## Lines of data:
┄┄┄┄┄┄
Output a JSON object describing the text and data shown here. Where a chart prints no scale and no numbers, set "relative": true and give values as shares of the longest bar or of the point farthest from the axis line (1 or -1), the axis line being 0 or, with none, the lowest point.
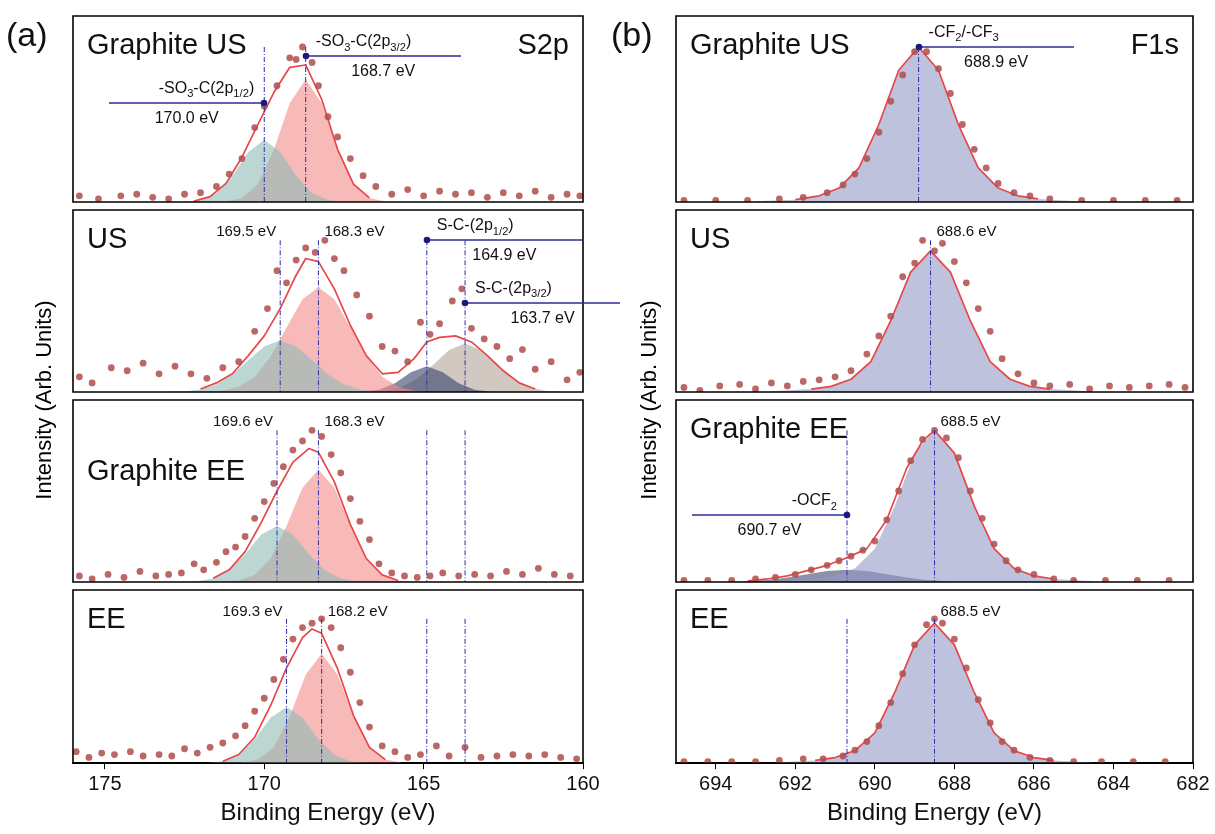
{
  "chart_data": [
    {
      "type": "line",
      "title": "Graphite US",
      "subtitle": "S2p",
      "ylabel": "Intensity (Arb. Units)",
      "relative": true,
      "tick_labels": false,
      "xlim": [
        176,
        160
      ],
      "xticks": [
        175,
        170,
        165,
        160
      ],
      "annotations": [
        "(a)",
        {
          "text": "-SO$_{3}$-C(2p$_{1/2}$)",
          "x": 170.0,
          "y": 0.64
        },
        {
          "text": "-SO$_{3}$-C(2p$_{3/2}$)",
          "x": 168.7,
          "y": 0.94
        }
      ],
      "ref_lines": [
        {
          "axis": "x",
          "value": 170.0,
          "label": "170.0 eV"
        },
        {
          "axis": "x",
          "value": 168.7,
          "label": "168.7 eV"
        }
      ],
      "series": [
        {
          "type": "area",
          "color": "#8dbab6",
          "x": [
            172.5,
            172.0,
            171.5,
            171.0,
            170.5,
            170.0,
            169.5,
            169.0,
            168.5,
            168.0,
            167.5
          ],
          "values": [
            0.002,
            0.013,
            0.058,
            0.17,
            0.323,
            0.4,
            0.323,
            0.17,
            0.058,
            0.013,
            0.002
          ]
        },
        {
          "type": "area",
          "color": "#f48a8a",
          "x": [
            171.2,
            170.7,
            170.2,
            169.7,
            169.2,
            168.7,
            168.2,
            167.7,
            167.2,
            166.7,
            166.2
          ],
          "values": [
            0.004,
            0.026,
            0.115,
            0.336,
            0.638,
            0.79,
            0.638,
            0.336,
            0.115,
            0.026,
            0.004
          ]
        },
        {
          "type": "line",
          "color": "#e8474a",
          "x": [
            172.2,
            171.7,
            171.2,
            170.7,
            170.2,
            169.7,
            169.2,
            168.7,
            168.2,
            167.7,
            167.2,
            166.7
          ],
          "values": [
            0.006,
            0.035,
            0.12,
            0.289,
            0.5,
            0.706,
            0.869,
            0.884,
            0.663,
            0.34,
            0.115,
            0.026
          ]
        },
        {
          "type": "scatter",
          "color": "#b0504e",
          "x": [
            175.8,
            175.2,
            174.5,
            174,
            173.5,
            173,
            172.5,
            172,
            171.5,
            171.1,
            170.7,
            170.3,
            170.0,
            169.6,
            169.2,
            169.0,
            168.8,
            168.5,
            168.3,
            168,
            167.7,
            167.3,
            166.9,
            166.5,
            166,
            165.5,
            165,
            164.5,
            164,
            163.5,
            163,
            162.5,
            162,
            161.5,
            161,
            160.5,
            160.1
          ],
          "values": [
            0.04,
            0.02,
            0.04,
            0.05,
            0.03,
            0.02,
            0.05,
            0.06,
            0.1,
            0.18,
            0.28,
            0.48,
            0.62,
            0.75,
            0.93,
            0.92,
            1.0,
            0.9,
            0.75,
            0.55,
            0.42,
            0.28,
            0.17,
            0.1,
            0.05,
            0.08,
            0.04,
            0.07,
            0.05,
            0.06,
            0.03,
            0.06,
            0.04,
            0.07,
            0.03,
            0.05,
            0.04
          ]
        }
      ]
    },
    {
      "type": "line",
      "title": "US",
      "relative": true,
      "tick_labels": false,
      "xlim": [
        176,
        160
      ],
      "xticks": [
        175,
        170,
        165,
        160
      ],
      "annotations": [
        {
          "text": "S-C-(2p$_{1/2}$)",
          "x": 164.9,
          "y": 1.0
        },
        {
          "text": "S-C-(2p$_{3/2}$)",
          "x": 163.7,
          "y": 0.59
        }
      ],
      "ref_lines": [
        {
          "axis": "x",
          "value": 169.5,
          "label": "169.5 eV"
        },
        {
          "axis": "x",
          "value": 168.3,
          "label": "168.3 eV"
        },
        {
          "axis": "x",
          "value": 164.9,
          "label": "164.9 eV"
        },
        {
          "axis": "x",
          "value": 163.7,
          "label": "163.7 eV"
        }
      ],
      "series": [
        {
          "type": "area",
          "color": "#8dbab6",
          "x": [
            173,
            172.5,
            172,
            171.5,
            171,
            170.5,
            170,
            169.5,
            169,
            168.5,
            168,
            167.5,
            167,
            166.5,
            166
          ],
          "values": [
            0.001,
            0.004,
            0.017,
            0.05,
            0.115,
            0.21,
            0.3,
            0.34,
            0.3,
            0.21,
            0.115,
            0.05,
            0.017,
            0.004,
            0.001
          ]
        },
        {
          "type": "area",
          "color": "#f48a8a",
          "x": [
            171.8,
            171.3,
            170.8,
            170.3,
            169.8,
            169.3,
            168.8,
            168.3,
            167.8,
            167.3,
            166.8,
            166.3,
            165.8,
            165.3,
            164.8
          ],
          "values": [
            0.002,
            0.009,
            0.034,
            0.1,
            0.234,
            0.426,
            0.612,
            0.69,
            0.612,
            0.426,
            0.234,
            0.1,
            0.034,
            0.009,
            0.002
          ]
        },
        {
          "type": "area",
          "color": "#33406a",
          "x": [
            166.9,
            166.4,
            165.9,
            165.4,
            164.9,
            164.4,
            163.9,
            163.4,
            162.9
          ],
          "values": [
            0.002,
            0.015,
            0.057,
            0.13,
            0.17,
            0.13,
            0.057,
            0.015,
            0.002
          ]
        },
        {
          "type": "area",
          "color": "#b2a597",
          "x": [
            166.7,
            166.2,
            165.7,
            165.2,
            164.7,
            164.2,
            163.7,
            163.2,
            162.7,
            162.2,
            161.7,
            161.2,
            160.7
          ],
          "values": [
            0.002,
            0.009,
            0.032,
            0.088,
            0.18,
            0.277,
            0.32,
            0.277,
            0.18,
            0.088,
            0.032,
            0.009,
            0.002
          ]
        },
        {
          "type": "line",
          "color": "#e8474a",
          "x": [
            172,
            171.5,
            171,
            170.5,
            170,
            169.5,
            169,
            168.7,
            168.3,
            167.8,
            167.3,
            166.8,
            166.3,
            165.8,
            165.3,
            164.9,
            164.5,
            164,
            163.5,
            163,
            162.5,
            162,
            161.5
          ],
          "values": [
            0.02,
            0.06,
            0.12,
            0.24,
            0.37,
            0.55,
            0.77,
            0.88,
            0.86,
            0.68,
            0.44,
            0.24,
            0.12,
            0.13,
            0.22,
            0.33,
            0.36,
            0.37,
            0.33,
            0.24,
            0.14,
            0.06,
            0.02
          ]
        },
        {
          "type": "scatter",
          "color": "#b0504e",
          "x": [
            175.8,
            175.4,
            174.8,
            174.3,
            173.8,
            173.3,
            172.8,
            172.3,
            171.8,
            171.3,
            170.8,
            170.3,
            169.9,
            169.6,
            169.3,
            169.0,
            168.7,
            168.4,
            168.1,
            167.8,
            167.5,
            167.1,
            166.7,
            166.3,
            165.9,
            165.5,
            165.1,
            164.8,
            164.5,
            164.1,
            163.8,
            163.5,
            163.1,
            162.7,
            162.3,
            161.9,
            161.5,
            161,
            160.5,
            160.1
          ],
          "values": [
            0.1,
            0.06,
            0.16,
            0.14,
            0.19,
            0.12,
            0.17,
            0.12,
            0.09,
            0.16,
            0.2,
            0.4,
            0.55,
            0.8,
            0.72,
            0.87,
            0.95,
            0.92,
            1.0,
            0.88,
            0.8,
            0.64,
            0.5,
            0.3,
            0.27,
            0.2,
            0.46,
            0.38,
            0.45,
            0.6,
            0.68,
            0.42,
            0.35,
            0.3,
            0.22,
            0.28,
            0.15,
            0.2,
            0.08,
            0.13
          ]
        }
      ]
    },
    {
      "type": "line",
      "title": "Graphite EE",
      "relative": true,
      "tick_labels": false,
      "xlim": [
        176,
        160
      ],
      "xticks": [
        175,
        170,
        165,
        160
      ],
      "ref_lines": [
        {
          "axis": "x",
          "value": 169.6,
          "label": "169.6 eV"
        },
        {
          "axis": "x",
          "value": 168.3,
          "label": "168.3 eV"
        },
        {
          "axis": "x",
          "value": 164.9
        },
        {
          "axis": "x",
          "value": 163.7
        }
      ],
      "series": [
        {
          "type": "area",
          "color": "#8dbab6",
          "x": [
            172.6,
            172.1,
            171.6,
            171.1,
            170.6,
            170.1,
            169.6,
            169.1,
            168.6,
            168.1,
            167.6,
            167.1,
            166.6
          ],
          "values": [
            0.001,
            0.005,
            0.023,
            0.078,
            0.185,
            0.311,
            0.37,
            0.311,
            0.185,
            0.078,
            0.023,
            0.005,
            0.001
          ]
        },
        {
          "type": "area",
          "color": "#f48a8a",
          "x": [
            171.3,
            170.8,
            170.3,
            169.8,
            169.3,
            168.8,
            168.3,
            167.8,
            167.3,
            166.8,
            166.3,
            165.8,
            165.3
          ],
          "values": [
            0.001,
            0.01,
            0.047,
            0.155,
            0.37,
            0.622,
            0.74,
            0.622,
            0.37,
            0.155,
            0.047,
            0.01,
            0.001
          ]
        },
        {
          "type": "line",
          "color": "#e8474a",
          "x": [
            171.6,
            171.1,
            170.6,
            170.1,
            169.6,
            169.1,
            168.6,
            168.3,
            167.8,
            167.3,
            166.8,
            166.3,
            165.8
          ],
          "values": [
            0.024,
            0.08,
            0.2,
            0.39,
            0.6,
            0.79,
            0.88,
            0.855,
            0.66,
            0.38,
            0.155,
            0.047,
            0.01
          ]
        },
        {
          "type": "scatter",
          "color": "#b0504e",
          "x": [
            175.8,
            175.4,
            174.9,
            174.4,
            173.9,
            173.4,
            173,
            172.6,
            172.2,
            171.9,
            171.5,
            171.2,
            170.9,
            170.6,
            170.3,
            170.0,
            169.7,
            169.4,
            169.1,
            168.8,
            168.5,
            168.2,
            167.9,
            167.6,
            167.3,
            167,
            166.7,
            166.4,
            166,
            165.6,
            165.2,
            164.8,
            164.4,
            163.9,
            163.4,
            162.9,
            162.4,
            161.9,
            161.4,
            160.9,
            160.4
          ],
          "values": [
            0.04,
            0.02,
            0.05,
            0.03,
            0.07,
            0.04,
            0.05,
            0.06,
            0.12,
            0.08,
            0.13,
            0.2,
            0.23,
            0.3,
            0.42,
            0.53,
            0.65,
            0.76,
            0.87,
            0.93,
            1.0,
            0.96,
            0.84,
            0.72,
            0.55,
            0.4,
            0.28,
            0.12,
            0.06,
            0.04,
            0.03,
            0.04,
            0.06,
            0.04,
            0.05,
            0.04,
            0.07,
            0.05,
            0.09,
            0.05,
            0.04
          ]
        }
      ]
    },
    {
      "type": "line",
      "title": "EE",
      "xlabel": "Binding Energy (eV)",
      "relative": true,
      "tick_labels": "x",
      "xlim": [
        176,
        160
      ],
      "xticks": [
        175,
        170,
        165,
        160
      ],
      "ref_lines": [
        {
          "axis": "x",
          "value": 169.3,
          "label": "169.3 eV"
        },
        {
          "axis": "x",
          "value": 168.2,
          "label": "168.2 eV"
        },
        {
          "axis": "x",
          "value": 164.9
        },
        {
          "axis": "x",
          "value": 163.7
        }
      ],
      "series": [
        {
          "type": "area",
          "color": "#8dbab6",
          "x": [
            171.8,
            171.3,
            170.8,
            170.3,
            169.8,
            169.3,
            168.8,
            168.3,
            167.8,
            167.3,
            166.8
          ],
          "values": [
            0.002,
            0.013,
            0.057,
            0.166,
            0.315,
            0.39,
            0.315,
            0.166,
            0.057,
            0.013,
            0.002
          ]
        },
        {
          "type": "area",
          "color": "#f48a8a",
          "x": [
            170.7,
            170.2,
            169.7,
            169.2,
            168.7,
            168.2,
            167.7,
            167.2,
            166.7,
            166.2,
            165.7
          ],
          "values": [
            0.004,
            0.025,
            0.111,
            0.323,
            0.613,
            0.76,
            0.613,
            0.323,
            0.111,
            0.025,
            0.004
          ]
        },
        {
          "type": "line",
          "color": "#e8474a",
          "x": [
            171.3,
            170.8,
            170.3,
            169.8,
            169.3,
            168.8,
            168.5,
            168.2,
            167.7,
            167.2,
            166.7,
            166.2
          ],
          "values": [
            0.013,
            0.06,
            0.18,
            0.4,
            0.66,
            0.87,
            0.93,
            0.9,
            0.655,
            0.33,
            0.11,
            0.025
          ]
        },
        {
          "type": "scatter",
          "color": "#b0504e",
          "x": [
            175.9,
            175.5,
            175.1,
            174.7,
            174.2,
            173.8,
            173.3,
            172.9,
            172.5,
            172.1,
            171.7,
            171.3,
            170.9,
            170.6,
            170.3,
            170,
            169.7,
            169.4,
            169.1,
            168.8,
            168.5,
            168.2,
            167.9,
            167.6,
            167.3,
            167,
            166.7,
            166.3,
            165.9,
            165.5,
            165.1,
            164.6,
            164.2,
            163.7,
            163.2,
            162.7,
            162.2,
            161.7,
            161.2,
            160.7,
            160.2
          ],
          "values": [
            0.08,
            0.04,
            0.07,
            0.06,
            0.08,
            0.05,
            0.06,
            0.05,
            0.1,
            0.07,
            0.11,
            0.14,
            0.19,
            0.26,
            0.36,
            0.45,
            0.58,
            0.72,
            0.86,
            0.94,
            0.97,
            1.0,
            0.94,
            0.8,
            0.63,
            0.42,
            0.25,
            0.12,
            0.08,
            0.04,
            0.06,
            0.12,
            0.05,
            0.11,
            0.04,
            0.05,
            0.06,
            0.05,
            0.06,
            0.04,
            0.03
          ]
        }
      ]
    },
    {
      "type": "line",
      "title": "Graphite US",
      "subtitle": "F1s",
      "ylabel": "Intensity (Arb. Units)",
      "relative": true,
      "tick_labels": false,
      "xlim": [
        695,
        682
      ],
      "xticks": [
        694,
        692,
        690,
        688,
        686,
        684,
        682
      ],
      "annotations": [
        "(b)",
        {
          "text": "-CF$_{2}$/-CF$_{3}$",
          "x": 688.9,
          "y": 1.0
        }
      ],
      "ref_lines": [
        {
          "axis": "x",
          "value": 688.9,
          "label": "688.9 eV"
        }
      ],
      "series": [
        {
          "type": "area",
          "color": "#9499c4",
          "x": [
            693,
            692,
            691.4,
            690.9,
            690.4,
            689.9,
            689.4,
            688.9,
            688.4,
            687.9,
            687.4,
            686.9,
            686.4,
            685.9,
            684.9
          ],
          "values": [
            0.005,
            0.015,
            0.04,
            0.09,
            0.22,
            0.5,
            0.85,
            1.0,
            0.85,
            0.5,
            0.22,
            0.09,
            0.04,
            0.02,
            0.005
          ]
        },
        {
          "type": "line",
          "color": "#e8474a",
          "x": [
            692,
            691.4,
            690.9,
            690.4,
            689.9,
            689.4,
            688.9,
            688.4,
            687.9,
            687.4,
            686.9,
            686.4,
            685.9
          ],
          "values": [
            0.015,
            0.04,
            0.09,
            0.22,
            0.5,
            0.85,
            1.0,
            0.85,
            0.5,
            0.22,
            0.09,
            0.04,
            0.02
          ]
        },
        {
          "type": "scatter",
          "color": "#b0504e",
          "x": [
            694.8,
            694,
            693.2,
            692.4,
            691.8,
            691.2,
            690.8,
            690.5,
            690.2,
            689.9,
            689.6,
            689.3,
            689.0,
            688.7,
            688.4,
            688.1,
            687.8,
            687.5,
            687.2,
            686.9,
            686.5,
            686.1,
            685.6,
            684.8,
            684,
            683.2,
            682.4
          ],
          "values": [
            0.01,
            0.01,
            0.01,
            0.02,
            0.03,
            0.06,
            0.11,
            0.18,
            0.28,
            0.45,
            0.65,
            0.82,
            0.97,
            0.97,
            0.86,
            0.7,
            0.5,
            0.34,
            0.22,
            0.12,
            0.06,
            0.04,
            0.02,
            0.01,
            0.01,
            0.01,
            0.01
          ]
        }
      ]
    },
    {
      "type": "line",
      "title": "US",
      "relative": true,
      "tick_labels": false,
      "xlim": [
        695,
        682
      ],
      "xticks": [
        694,
        692,
        690,
        688,
        686,
        684,
        682
      ],
      "ref_lines": [
        {
          "axis": "x",
          "value": 688.6,
          "label": "688.6 eV"
        }
      ],
      "series": [
        {
          "type": "area",
          "color": "#9499c4",
          "x": [
            692.6,
            691.6,
            691.1,
            690.6,
            690.1,
            689.6,
            689.1,
            688.6,
            688.1,
            687.6,
            687.1,
            686.6,
            686.1,
            685.6,
            684.6
          ],
          "values": [
            0.005,
            0.019,
            0.037,
            0.084,
            0.2,
            0.47,
            0.79,
            0.93,
            0.79,
            0.47,
            0.2,
            0.084,
            0.037,
            0.019,
            0.005
          ]
        },
        {
          "type": "line",
          "color": "#e8474a",
          "x": [
            691.6,
            691.1,
            690.6,
            690.1,
            689.6,
            689.1,
            688.6,
            688.1,
            687.6,
            687.1,
            686.6,
            686.1,
            685.6
          ],
          "values": [
            0.019,
            0.037,
            0.084,
            0.2,
            0.47,
            0.79,
            0.93,
            0.79,
            0.47,
            0.2,
            0.084,
            0.037,
            0.019
          ]
        },
        {
          "type": "scatter",
          "color": "#b0504e",
          "x": [
            694.8,
            694.4,
            693.9,
            693.4,
            693,
            692.6,
            692.2,
            691.8,
            691.4,
            691,
            690.6,
            690.2,
            689.9,
            689.6,
            689.3,
            689.0,
            688.8,
            688.5,
            688.3,
            688.0,
            687.7,
            687.4,
            687.1,
            686.8,
            686.4,
            686,
            685.6,
            685.1,
            684.6,
            684.1,
            683.6,
            683.1,
            682.6,
            682.2
          ],
          "values": [
            0.03,
            0.01,
            0.04,
            0.05,
            0.02,
            0.06,
            0.04,
            0.07,
            0.08,
            0.1,
            0.14,
            0.25,
            0.37,
            0.5,
            0.76,
            0.85,
            1.0,
            0.93,
            0.98,
            0.86,
            0.72,
            0.55,
            0.4,
            0.22,
            0.12,
            0.06,
            0.04,
            0.05,
            0.02,
            0.04,
            0.03,
            0.04,
            0.05,
            0.03
          ]
        }
      ]
    },
    {
      "type": "line",
      "title": "Graphite EE",
      "relative": true,
      "tick_labels": false,
      "xlim": [
        695,
        682
      ],
      "xticks": [
        694,
        692,
        690,
        688,
        686,
        684,
        682
      ],
      "annotations": [
        {
          "text": "-OCF$_{2}$",
          "x": 690.7,
          "y": 0.44
        }
      ],
      "ref_lines": [
        {
          "axis": "x",
          "value": 688.5,
          "label": "688.5 eV"
        },
        {
          "axis": "x",
          "value": 690.7,
          "label": "690.7 eV"
        }
      ],
      "series": [
        {
          "type": "area",
          "color": "#9499c4",
          "x": [
            692.5,
            691.5,
            691,
            690.5,
            690,
            689.5,
            689,
            688.5,
            688,
            687.5,
            687,
            686.5,
            686,
            685.5,
            684.5
          ],
          "values": [
            0.005,
            0.02,
            0.04,
            0.09,
            0.22,
            0.5,
            0.85,
            1.0,
            0.85,
            0.5,
            0.22,
            0.09,
            0.04,
            0.02,
            0.005
          ]
        },
        {
          "type": "area",
          "color": "#3e4770",
          "x": [
            693.7,
            693.2,
            692.7,
            692.2,
            691.7,
            691.2,
            690.7,
            690.2,
            689.7,
            689.2,
            688.7,
            688.2
          ],
          "values": [
            0.002,
            0.005,
            0.014,
            0.03,
            0.051,
            0.072,
            0.08,
            0.072,
            0.051,
            0.03,
            0.014,
            0.005
          ]
        },
        {
          "type": "line",
          "color": "#e8474a",
          "x": [
            693.2,
            692.7,
            692.2,
            691.7,
            691.2,
            690.7,
            690.2,
            689.7,
            689.2,
            688.8,
            688.5,
            688,
            687.5,
            687,
            686.5,
            686,
            685.5
          ],
          "values": [
            0.008,
            0.02,
            0.04,
            0.075,
            0.11,
            0.16,
            0.22,
            0.41,
            0.75,
            0.93,
            1.0,
            0.85,
            0.5,
            0.22,
            0.09,
            0.04,
            0.02
          ]
        },
        {
          "type": "scatter",
          "color": "#b0504e",
          "x": [
            694.8,
            694.2,
            693.6,
            693,
            692.5,
            692,
            691.6,
            691.2,
            690.9,
            690.6,
            690.3,
            690,
            689.7,
            689.4,
            689.1,
            688.8,
            688.5,
            688.2,
            687.9,
            687.6,
            687.3,
            687,
            686.7,
            686.4,
            686,
            685.5,
            685,
            684.2,
            683.4,
            682.6
          ],
          "values": [
            0.01,
            0.01,
            0.01,
            0.02,
            0.03,
            0.05,
            0.08,
            0.11,
            0.14,
            0.17,
            0.21,
            0.27,
            0.41,
            0.6,
            0.8,
            0.94,
            1.0,
            0.95,
            0.82,
            0.6,
            0.42,
            0.25,
            0.14,
            0.08,
            0.05,
            0.02,
            0.01,
            0.01,
            0.01,
            0.01
          ]
        }
      ]
    },
    {
      "type": "line",
      "title": "EE",
      "xlabel": "Binding Energy (eV)",
      "relative": true,
      "tick_labels": "x",
      "xlim": [
        695,
        682
      ],
      "xticks": [
        694,
        692,
        690,
        688,
        686,
        684,
        682
      ],
      "ref_lines": [
        {
          "axis": "x",
          "value": 688.5,
          "label": "688.5 eV"
        },
        {
          "axis": "x",
          "value": 690.7
        }
      ],
      "series": [
        {
          "type": "area",
          "color": "#9499c4",
          "x": [
            692.5,
            691.5,
            691,
            690.5,
            690,
            689.5,
            689,
            688.5,
            688,
            687.5,
            687,
            686.5,
            686,
            685.5,
            684.5
          ],
          "values": [
            0.005,
            0.019,
            0.039,
            0.087,
            0.21,
            0.49,
            0.82,
            0.97,
            0.82,
            0.49,
            0.21,
            0.087,
            0.039,
            0.019,
            0.005
          ]
        },
        {
          "type": "line",
          "color": "#e8474a",
          "x": [
            691.5,
            691,
            690.5,
            690,
            689.5,
            689,
            688.5,
            688,
            687.5,
            687,
            686.5,
            686,
            685.5
          ],
          "values": [
            0.019,
            0.039,
            0.087,
            0.21,
            0.49,
            0.82,
            0.97,
            0.82,
            0.49,
            0.21,
            0.087,
            0.039,
            0.019
          ]
        },
        {
          "type": "scatter",
          "color": "#b0504e",
          "x": [
            694.8,
            694.2,
            693.6,
            693,
            692.4,
            691.8,
            691.3,
            690.8,
            690.5,
            690.2,
            689.9,
            689.6,
            689.3,
            689,
            688.7,
            688.5,
            688.3,
            688,
            687.7,
            687.4,
            687.1,
            686.8,
            686.5,
            686.1,
            685.6,
            685,
            684.3,
            683.5,
            682.7
          ],
          "values": [
            0.01,
            0.01,
            0.01,
            0.01,
            0.02,
            0.03,
            0.03,
            0.05,
            0.09,
            0.15,
            0.26,
            0.42,
            0.62,
            0.82,
            0.96,
            1.0,
            0.97,
            0.86,
            0.66,
            0.44,
            0.28,
            0.15,
            0.09,
            0.04,
            0.02,
            0.01,
            0.01,
            0.01,
            0.01
          ]
        }
      ]
    }
  ]
}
┄┄┄┄┄┄
## Exercise:
All lines that include "text" are to be gathered and copied.

## Task result:
Output a JSON object describing the text and data shown here. Where a chart prints no scale and no numbers, set "relative": true and give values as shares of the longest bar or of the point farthest from the axis line (1 or -1), the axis line being 0 or, with none, the lowest point.
          "text": "-SO$_{3}$-C(2p$_{1/2}$)",
          "text": "-SO$_{3}$-C(2p$_{3/2}$)",
          "text": "S-C-(2p$_{1/2}$)",
          "text": "S-C-(2p$_{3/2}$)",
          "text": "-CF$_{2}$/-CF$_{3}$",
          "text": "-OCF$_{2}$",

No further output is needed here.